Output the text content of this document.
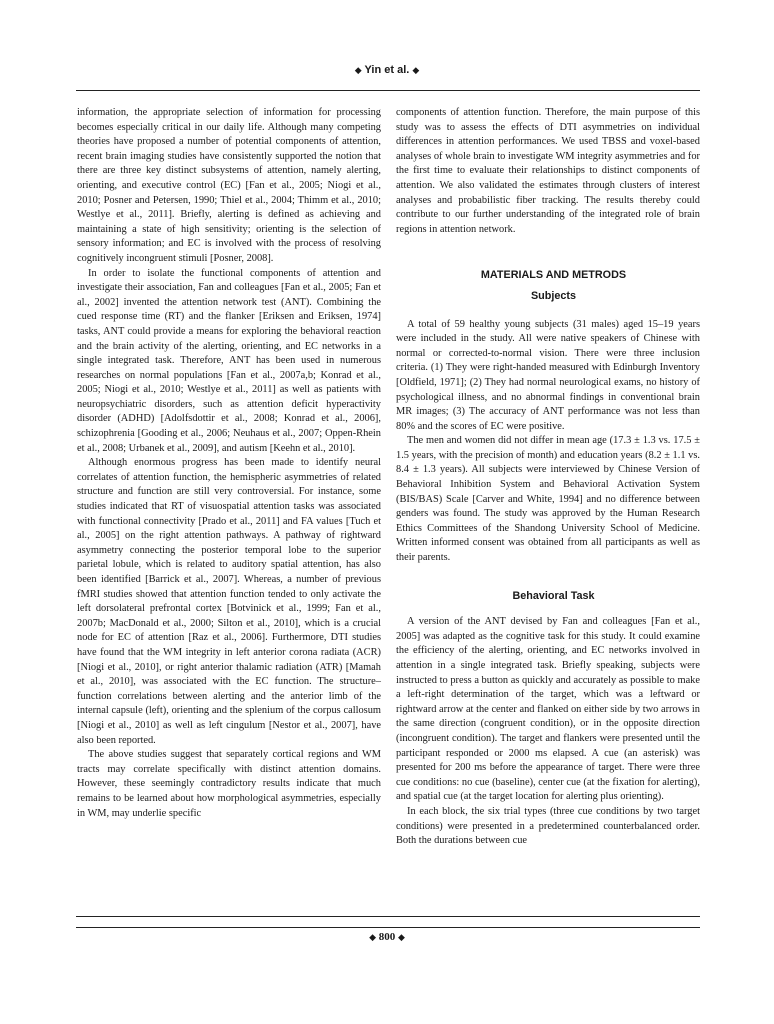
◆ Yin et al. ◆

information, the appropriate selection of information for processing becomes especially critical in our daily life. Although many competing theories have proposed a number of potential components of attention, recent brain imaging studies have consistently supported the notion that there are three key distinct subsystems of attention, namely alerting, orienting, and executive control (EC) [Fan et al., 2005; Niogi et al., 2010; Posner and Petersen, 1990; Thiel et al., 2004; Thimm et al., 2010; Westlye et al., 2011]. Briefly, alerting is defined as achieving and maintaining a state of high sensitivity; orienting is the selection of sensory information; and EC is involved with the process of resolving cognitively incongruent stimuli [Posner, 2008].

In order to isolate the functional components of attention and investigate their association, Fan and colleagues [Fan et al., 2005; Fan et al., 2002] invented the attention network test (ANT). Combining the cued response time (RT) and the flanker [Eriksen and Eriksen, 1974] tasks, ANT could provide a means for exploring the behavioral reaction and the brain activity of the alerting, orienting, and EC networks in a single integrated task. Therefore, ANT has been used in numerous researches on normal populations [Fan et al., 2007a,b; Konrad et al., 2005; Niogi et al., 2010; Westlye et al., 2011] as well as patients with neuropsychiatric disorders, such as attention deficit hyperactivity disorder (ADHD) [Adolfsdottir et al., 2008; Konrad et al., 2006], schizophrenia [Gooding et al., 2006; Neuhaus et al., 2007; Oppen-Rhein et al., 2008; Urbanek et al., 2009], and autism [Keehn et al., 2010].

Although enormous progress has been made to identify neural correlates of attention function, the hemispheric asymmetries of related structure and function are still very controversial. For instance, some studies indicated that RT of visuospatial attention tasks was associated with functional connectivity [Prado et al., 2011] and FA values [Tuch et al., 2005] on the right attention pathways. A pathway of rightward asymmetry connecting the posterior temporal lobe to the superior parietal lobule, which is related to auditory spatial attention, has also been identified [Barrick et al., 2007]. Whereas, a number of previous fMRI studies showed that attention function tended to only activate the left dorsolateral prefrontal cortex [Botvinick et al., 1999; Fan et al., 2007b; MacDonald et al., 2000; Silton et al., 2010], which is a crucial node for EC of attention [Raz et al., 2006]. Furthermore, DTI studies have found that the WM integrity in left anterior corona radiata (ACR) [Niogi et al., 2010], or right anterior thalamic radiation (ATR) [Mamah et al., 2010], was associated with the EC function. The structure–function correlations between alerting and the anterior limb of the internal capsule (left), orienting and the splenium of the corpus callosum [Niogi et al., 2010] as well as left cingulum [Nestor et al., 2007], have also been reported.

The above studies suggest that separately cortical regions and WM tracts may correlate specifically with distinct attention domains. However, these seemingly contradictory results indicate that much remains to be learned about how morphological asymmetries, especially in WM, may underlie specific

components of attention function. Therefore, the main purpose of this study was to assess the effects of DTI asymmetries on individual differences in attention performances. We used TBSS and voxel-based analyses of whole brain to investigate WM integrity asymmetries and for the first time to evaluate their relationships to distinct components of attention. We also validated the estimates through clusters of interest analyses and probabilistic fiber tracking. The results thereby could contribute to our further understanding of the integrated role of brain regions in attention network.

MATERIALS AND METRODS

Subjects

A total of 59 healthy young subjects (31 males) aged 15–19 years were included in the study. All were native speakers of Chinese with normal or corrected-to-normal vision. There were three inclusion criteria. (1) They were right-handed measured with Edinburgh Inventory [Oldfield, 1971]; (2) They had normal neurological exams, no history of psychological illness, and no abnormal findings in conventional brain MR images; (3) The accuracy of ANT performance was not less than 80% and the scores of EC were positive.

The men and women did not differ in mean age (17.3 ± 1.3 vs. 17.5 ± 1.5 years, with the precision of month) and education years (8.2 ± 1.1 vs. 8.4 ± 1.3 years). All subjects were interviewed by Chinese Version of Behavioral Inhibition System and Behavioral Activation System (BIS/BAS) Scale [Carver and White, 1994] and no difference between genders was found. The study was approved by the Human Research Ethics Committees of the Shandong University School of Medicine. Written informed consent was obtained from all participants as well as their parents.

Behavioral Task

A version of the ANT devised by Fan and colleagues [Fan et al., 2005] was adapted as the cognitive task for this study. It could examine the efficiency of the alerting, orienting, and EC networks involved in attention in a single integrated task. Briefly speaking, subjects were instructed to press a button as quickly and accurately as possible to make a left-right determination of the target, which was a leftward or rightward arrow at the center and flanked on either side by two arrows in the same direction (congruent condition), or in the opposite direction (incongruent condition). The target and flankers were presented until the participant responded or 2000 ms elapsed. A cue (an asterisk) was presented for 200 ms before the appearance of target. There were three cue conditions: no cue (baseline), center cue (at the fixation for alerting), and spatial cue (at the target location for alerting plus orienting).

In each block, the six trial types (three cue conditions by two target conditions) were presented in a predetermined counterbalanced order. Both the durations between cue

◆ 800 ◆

----

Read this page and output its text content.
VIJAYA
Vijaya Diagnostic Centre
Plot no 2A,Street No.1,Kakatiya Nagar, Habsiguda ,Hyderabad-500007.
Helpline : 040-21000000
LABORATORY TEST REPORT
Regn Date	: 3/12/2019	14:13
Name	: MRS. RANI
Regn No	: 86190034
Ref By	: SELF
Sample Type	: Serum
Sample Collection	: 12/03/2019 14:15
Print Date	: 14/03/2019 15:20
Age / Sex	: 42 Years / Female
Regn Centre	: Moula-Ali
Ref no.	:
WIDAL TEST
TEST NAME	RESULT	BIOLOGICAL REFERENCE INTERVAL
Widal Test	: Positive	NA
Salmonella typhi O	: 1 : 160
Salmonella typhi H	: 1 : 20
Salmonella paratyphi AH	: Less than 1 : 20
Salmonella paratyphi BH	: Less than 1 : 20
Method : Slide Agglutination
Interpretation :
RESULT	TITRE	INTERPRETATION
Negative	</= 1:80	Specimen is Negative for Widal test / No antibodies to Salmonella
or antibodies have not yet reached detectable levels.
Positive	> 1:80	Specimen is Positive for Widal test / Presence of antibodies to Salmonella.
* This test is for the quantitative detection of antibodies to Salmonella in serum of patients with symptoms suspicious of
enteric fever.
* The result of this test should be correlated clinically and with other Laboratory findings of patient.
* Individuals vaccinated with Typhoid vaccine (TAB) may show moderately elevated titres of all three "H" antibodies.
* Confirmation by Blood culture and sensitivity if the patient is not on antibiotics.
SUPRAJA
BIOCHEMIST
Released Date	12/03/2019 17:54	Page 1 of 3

----

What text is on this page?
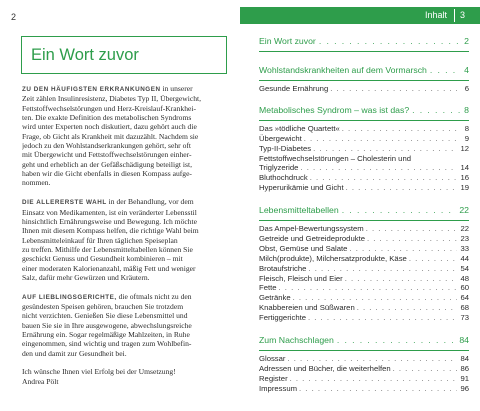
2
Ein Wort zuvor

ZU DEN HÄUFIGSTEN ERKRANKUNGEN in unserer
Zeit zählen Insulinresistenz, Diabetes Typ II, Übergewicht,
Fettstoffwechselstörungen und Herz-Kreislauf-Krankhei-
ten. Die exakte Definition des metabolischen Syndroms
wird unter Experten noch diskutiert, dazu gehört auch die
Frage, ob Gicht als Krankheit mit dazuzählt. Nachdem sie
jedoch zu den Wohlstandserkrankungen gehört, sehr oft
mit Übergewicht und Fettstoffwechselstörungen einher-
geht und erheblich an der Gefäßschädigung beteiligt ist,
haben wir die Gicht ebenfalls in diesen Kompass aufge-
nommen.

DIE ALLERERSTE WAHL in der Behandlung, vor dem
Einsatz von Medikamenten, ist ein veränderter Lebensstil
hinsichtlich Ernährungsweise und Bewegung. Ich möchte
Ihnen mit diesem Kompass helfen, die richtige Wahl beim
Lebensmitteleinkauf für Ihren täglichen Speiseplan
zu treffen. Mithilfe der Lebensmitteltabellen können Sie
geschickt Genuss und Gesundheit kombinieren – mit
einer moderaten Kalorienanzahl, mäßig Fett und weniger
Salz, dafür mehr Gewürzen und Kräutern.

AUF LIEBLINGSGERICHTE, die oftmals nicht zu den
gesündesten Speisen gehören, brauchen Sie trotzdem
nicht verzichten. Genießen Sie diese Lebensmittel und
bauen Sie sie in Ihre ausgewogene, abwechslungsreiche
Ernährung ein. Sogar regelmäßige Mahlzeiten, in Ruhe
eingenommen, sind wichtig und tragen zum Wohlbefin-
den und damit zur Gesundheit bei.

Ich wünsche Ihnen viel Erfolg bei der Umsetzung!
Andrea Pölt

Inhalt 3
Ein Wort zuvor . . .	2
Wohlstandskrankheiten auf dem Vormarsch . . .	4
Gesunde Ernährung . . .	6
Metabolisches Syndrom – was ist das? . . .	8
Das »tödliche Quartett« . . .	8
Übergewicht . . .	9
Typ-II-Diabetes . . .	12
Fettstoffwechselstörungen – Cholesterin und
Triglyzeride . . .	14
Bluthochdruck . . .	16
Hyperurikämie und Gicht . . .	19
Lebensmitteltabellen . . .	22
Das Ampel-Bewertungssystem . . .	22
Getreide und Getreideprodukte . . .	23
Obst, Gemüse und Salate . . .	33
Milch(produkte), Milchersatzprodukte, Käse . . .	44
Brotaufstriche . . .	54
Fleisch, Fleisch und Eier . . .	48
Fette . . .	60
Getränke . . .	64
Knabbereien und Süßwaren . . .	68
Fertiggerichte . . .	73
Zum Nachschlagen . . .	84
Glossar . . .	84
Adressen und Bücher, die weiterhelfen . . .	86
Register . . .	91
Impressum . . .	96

----

→ **Aim of the task**
Read through the entries above and copy each line that has the string "sensitivity" in it.

→ **Answer space**
information, the appropriate selection of information for processing becomes especially critical in our daily life. Although many competing theories have proposed a number of potential components of attention, recent brain imaging studies have consistently supported the notion that there are three key distinct subsystems of attention, namely alerting, orienting, and executive control (EC) [Fan et al., 2005; Niogi et al., 2010; Posner and Petersen, 1990; Thiel et al., 2004; Thimm et al., 2010; Westlye et al., 2011]. Briefly, alerting is defined as achieving and maintaining a state of high sensitivity; orienting is the selection of sensory information; and EC is involved with the process of resolving cognitively incongruent stimuli [Posner, 2008].
* Confirmation by Blood culture and sensitivity if the patient is not on antibiotics.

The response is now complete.